◆ REQUIREMENT ◆
Search the entries below. Return every line that has "Matched" in it.

◆ Records from a collection of figures ◆
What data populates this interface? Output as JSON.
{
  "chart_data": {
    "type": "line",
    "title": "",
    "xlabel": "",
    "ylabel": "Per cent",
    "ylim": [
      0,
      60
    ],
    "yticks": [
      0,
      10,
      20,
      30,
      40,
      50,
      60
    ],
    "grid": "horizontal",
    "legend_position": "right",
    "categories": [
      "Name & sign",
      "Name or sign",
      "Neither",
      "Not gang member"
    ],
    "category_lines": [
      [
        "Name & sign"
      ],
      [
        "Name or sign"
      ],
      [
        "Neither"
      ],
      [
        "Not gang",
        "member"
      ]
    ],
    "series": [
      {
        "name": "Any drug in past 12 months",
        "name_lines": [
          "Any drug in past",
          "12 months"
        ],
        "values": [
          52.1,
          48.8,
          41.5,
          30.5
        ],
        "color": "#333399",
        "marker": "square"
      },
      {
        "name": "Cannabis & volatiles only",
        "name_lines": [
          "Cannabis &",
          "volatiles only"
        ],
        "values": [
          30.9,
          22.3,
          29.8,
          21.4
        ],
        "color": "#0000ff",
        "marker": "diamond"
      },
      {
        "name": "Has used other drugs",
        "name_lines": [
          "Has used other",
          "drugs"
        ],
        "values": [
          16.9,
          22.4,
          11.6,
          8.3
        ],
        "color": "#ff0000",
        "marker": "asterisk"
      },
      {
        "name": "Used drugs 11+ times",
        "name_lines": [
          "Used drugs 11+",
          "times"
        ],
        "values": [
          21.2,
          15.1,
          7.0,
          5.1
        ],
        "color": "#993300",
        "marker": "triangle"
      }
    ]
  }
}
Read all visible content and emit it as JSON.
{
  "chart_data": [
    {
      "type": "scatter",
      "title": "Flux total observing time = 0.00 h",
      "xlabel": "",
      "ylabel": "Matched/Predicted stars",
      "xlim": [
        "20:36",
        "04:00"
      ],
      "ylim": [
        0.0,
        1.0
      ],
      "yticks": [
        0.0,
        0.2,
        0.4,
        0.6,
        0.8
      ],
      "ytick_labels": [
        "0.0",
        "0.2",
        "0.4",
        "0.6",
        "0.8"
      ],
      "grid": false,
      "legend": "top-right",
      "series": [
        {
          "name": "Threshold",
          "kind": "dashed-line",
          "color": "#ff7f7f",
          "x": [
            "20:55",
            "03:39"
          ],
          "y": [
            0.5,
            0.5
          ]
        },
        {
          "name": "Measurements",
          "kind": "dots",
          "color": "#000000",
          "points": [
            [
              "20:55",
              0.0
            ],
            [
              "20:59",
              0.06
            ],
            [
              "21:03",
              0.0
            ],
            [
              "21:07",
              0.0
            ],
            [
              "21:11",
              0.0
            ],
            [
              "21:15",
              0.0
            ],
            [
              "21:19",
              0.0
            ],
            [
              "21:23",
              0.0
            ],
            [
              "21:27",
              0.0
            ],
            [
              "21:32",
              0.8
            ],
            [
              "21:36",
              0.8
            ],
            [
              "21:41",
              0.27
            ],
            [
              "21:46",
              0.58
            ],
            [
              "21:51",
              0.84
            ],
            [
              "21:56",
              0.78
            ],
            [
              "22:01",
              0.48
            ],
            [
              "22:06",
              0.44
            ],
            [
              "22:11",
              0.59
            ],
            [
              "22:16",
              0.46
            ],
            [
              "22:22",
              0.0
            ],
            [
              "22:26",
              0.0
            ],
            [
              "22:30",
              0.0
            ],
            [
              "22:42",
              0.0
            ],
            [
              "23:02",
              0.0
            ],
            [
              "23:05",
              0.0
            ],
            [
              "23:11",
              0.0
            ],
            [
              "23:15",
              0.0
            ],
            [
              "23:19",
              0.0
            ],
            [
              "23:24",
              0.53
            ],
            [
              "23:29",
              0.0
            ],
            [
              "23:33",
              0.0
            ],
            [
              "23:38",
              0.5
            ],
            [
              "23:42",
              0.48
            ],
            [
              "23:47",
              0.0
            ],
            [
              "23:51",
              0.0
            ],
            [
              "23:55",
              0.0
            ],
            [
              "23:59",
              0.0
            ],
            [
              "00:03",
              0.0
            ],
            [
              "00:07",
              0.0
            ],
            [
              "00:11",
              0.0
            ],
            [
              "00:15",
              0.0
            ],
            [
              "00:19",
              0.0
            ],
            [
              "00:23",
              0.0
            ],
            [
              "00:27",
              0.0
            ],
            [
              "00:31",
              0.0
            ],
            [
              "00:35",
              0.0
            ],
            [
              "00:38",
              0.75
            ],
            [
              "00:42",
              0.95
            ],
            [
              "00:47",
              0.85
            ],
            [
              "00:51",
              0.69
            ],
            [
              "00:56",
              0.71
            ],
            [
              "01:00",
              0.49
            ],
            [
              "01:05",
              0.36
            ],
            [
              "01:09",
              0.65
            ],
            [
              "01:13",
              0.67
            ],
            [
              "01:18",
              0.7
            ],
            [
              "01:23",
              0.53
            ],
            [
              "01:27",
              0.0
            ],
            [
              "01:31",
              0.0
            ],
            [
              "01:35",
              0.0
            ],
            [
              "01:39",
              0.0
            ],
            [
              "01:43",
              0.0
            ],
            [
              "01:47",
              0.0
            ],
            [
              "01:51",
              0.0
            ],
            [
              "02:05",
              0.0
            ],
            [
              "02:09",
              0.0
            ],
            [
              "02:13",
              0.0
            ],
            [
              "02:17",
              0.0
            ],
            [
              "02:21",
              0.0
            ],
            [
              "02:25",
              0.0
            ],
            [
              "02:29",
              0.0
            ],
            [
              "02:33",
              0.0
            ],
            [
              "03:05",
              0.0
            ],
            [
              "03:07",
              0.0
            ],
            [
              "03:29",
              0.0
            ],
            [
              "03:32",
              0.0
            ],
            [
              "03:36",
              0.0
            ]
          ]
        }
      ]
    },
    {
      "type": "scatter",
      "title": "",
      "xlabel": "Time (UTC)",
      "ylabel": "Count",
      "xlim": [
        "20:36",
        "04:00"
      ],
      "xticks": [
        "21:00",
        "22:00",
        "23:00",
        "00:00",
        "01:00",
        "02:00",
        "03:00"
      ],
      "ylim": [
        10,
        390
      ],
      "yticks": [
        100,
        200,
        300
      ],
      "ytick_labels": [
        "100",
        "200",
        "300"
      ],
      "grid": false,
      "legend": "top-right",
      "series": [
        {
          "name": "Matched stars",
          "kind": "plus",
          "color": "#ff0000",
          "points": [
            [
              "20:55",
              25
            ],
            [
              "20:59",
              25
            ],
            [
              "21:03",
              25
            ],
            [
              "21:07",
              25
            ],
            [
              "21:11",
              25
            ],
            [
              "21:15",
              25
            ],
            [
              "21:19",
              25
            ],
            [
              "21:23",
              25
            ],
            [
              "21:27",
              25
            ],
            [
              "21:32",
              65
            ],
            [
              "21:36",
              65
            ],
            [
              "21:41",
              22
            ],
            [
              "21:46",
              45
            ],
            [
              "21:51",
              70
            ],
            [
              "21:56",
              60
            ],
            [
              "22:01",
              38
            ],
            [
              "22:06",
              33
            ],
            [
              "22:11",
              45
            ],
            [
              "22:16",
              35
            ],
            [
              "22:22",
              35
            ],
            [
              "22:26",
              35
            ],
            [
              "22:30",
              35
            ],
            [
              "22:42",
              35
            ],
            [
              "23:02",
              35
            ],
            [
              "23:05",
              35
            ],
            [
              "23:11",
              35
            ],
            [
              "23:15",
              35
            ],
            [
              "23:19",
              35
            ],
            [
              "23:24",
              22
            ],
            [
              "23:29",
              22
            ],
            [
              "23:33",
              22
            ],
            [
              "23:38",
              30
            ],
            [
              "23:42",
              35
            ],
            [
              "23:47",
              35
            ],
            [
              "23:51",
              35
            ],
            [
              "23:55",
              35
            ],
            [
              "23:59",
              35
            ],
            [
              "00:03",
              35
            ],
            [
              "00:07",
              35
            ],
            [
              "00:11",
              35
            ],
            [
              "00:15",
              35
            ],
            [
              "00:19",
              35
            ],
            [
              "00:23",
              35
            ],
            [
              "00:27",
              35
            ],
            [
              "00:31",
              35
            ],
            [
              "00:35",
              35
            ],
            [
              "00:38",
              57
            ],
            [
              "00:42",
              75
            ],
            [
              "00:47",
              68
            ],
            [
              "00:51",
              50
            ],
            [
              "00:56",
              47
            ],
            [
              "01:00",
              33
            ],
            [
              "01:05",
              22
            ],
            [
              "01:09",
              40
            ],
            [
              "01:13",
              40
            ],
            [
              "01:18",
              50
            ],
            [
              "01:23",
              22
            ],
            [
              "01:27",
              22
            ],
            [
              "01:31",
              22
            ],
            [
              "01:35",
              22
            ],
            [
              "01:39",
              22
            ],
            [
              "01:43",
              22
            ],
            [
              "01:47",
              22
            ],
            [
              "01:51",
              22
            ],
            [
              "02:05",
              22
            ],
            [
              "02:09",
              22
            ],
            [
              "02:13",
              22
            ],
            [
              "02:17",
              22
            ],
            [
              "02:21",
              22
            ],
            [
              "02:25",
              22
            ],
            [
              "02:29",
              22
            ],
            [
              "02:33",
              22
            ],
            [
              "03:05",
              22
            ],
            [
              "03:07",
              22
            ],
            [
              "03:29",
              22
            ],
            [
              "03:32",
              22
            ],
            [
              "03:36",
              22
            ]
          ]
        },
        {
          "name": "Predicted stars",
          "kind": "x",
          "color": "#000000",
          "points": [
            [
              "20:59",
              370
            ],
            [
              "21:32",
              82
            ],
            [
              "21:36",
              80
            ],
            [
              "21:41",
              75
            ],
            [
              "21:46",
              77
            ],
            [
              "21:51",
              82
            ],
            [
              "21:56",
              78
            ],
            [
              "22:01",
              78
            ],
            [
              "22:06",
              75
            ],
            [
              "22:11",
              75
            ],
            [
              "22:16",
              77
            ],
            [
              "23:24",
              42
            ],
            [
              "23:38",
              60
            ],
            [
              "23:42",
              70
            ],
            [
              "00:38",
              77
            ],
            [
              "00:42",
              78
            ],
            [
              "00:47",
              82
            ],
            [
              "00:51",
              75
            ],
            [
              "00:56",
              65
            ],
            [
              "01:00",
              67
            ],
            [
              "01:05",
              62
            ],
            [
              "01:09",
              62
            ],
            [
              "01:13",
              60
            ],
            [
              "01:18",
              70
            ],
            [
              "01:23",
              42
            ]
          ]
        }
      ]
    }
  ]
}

◆ ANSWER FOR THE TASK ◆
      "ylabel": "Matched/Predicted stars",
          "name": "Matched stars",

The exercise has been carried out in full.